▶ [Exercise aim]: Your answer should be one number: the count of lines in these entries that hold the word "binned".

▶ [Material provided]:
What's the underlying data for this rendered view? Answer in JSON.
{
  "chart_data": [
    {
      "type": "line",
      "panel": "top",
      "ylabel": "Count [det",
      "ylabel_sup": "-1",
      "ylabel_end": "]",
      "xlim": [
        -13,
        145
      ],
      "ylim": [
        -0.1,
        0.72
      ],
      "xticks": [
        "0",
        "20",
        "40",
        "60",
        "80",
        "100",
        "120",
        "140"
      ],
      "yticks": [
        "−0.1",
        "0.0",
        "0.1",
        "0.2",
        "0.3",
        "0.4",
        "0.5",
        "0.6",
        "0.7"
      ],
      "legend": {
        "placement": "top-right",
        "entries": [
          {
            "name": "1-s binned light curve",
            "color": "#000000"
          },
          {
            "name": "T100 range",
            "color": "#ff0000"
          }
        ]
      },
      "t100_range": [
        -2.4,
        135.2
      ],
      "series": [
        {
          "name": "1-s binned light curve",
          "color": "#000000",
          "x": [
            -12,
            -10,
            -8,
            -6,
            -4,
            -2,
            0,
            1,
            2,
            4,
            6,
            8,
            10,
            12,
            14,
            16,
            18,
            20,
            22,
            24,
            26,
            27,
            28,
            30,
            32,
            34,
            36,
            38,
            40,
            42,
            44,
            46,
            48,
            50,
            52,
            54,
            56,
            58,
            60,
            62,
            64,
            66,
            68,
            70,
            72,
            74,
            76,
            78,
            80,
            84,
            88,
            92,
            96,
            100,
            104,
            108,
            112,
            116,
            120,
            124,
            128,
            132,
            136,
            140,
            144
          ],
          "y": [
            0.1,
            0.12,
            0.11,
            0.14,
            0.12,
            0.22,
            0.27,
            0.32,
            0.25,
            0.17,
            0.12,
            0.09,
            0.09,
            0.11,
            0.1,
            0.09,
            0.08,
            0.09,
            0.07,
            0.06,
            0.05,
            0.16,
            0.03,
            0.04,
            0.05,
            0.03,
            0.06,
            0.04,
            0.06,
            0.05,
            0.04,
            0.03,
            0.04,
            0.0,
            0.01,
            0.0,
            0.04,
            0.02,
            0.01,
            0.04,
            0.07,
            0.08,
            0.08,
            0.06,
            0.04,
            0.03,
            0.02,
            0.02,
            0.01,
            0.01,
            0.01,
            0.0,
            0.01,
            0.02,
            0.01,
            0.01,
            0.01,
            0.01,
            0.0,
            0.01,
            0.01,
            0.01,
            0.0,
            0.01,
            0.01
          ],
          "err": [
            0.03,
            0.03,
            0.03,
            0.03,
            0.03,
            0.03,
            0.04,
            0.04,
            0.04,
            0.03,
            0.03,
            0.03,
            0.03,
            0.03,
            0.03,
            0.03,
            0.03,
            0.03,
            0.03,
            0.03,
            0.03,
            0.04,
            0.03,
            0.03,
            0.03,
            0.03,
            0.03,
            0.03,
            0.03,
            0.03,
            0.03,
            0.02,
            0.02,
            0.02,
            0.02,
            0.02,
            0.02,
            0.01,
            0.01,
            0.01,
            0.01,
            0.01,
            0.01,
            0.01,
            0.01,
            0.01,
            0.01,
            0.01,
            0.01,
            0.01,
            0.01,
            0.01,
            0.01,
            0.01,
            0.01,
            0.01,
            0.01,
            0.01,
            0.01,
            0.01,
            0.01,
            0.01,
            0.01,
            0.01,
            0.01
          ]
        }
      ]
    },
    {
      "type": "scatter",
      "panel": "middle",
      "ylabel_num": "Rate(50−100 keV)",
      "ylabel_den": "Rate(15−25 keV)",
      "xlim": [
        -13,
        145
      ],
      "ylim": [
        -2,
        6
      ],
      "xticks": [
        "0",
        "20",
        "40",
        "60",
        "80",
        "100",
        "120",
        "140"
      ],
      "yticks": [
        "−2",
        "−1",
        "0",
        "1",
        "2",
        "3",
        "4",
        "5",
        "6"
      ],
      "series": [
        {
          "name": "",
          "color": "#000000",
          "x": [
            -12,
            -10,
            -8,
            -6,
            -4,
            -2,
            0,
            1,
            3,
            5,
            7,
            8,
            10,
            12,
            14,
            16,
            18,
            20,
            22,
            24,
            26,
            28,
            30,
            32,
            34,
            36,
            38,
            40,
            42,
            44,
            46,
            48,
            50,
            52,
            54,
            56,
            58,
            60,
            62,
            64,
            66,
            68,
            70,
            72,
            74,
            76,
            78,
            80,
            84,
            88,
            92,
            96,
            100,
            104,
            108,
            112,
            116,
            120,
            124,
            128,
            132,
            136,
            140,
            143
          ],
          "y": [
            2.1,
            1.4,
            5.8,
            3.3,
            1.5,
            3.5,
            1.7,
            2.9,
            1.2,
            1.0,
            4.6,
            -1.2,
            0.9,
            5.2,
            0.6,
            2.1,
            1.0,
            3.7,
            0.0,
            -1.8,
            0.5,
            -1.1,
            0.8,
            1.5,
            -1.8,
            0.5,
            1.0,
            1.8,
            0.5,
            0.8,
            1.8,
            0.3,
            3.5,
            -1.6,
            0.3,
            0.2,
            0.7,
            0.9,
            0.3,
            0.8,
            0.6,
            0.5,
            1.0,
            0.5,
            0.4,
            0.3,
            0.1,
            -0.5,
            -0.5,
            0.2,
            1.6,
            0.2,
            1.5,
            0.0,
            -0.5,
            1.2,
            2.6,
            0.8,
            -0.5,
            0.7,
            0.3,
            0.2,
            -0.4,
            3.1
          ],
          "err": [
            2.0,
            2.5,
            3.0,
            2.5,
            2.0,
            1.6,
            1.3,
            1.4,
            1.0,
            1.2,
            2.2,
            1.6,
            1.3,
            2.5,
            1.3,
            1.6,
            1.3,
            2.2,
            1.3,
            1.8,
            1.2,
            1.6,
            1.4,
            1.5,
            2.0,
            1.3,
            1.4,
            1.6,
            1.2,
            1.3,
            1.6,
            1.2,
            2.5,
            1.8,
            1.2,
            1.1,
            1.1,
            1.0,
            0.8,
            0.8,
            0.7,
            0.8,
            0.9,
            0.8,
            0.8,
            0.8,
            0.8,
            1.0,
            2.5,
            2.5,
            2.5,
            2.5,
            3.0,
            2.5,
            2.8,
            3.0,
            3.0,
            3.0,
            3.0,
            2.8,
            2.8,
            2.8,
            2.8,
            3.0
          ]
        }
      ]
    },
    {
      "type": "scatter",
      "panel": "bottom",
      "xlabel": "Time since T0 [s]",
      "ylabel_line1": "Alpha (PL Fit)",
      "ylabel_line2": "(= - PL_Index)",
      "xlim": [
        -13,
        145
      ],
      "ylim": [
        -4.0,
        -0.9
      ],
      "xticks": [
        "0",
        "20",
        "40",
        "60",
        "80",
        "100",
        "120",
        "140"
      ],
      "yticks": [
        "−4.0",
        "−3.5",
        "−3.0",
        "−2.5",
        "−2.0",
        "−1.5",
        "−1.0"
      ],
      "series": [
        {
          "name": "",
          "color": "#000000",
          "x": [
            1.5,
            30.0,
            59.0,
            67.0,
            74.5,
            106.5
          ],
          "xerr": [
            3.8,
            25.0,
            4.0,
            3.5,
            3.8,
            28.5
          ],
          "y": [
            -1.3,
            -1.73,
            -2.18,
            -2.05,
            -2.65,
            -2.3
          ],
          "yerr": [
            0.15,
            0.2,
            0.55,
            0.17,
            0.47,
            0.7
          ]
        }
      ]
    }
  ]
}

▶ [Result of the exercise]: 2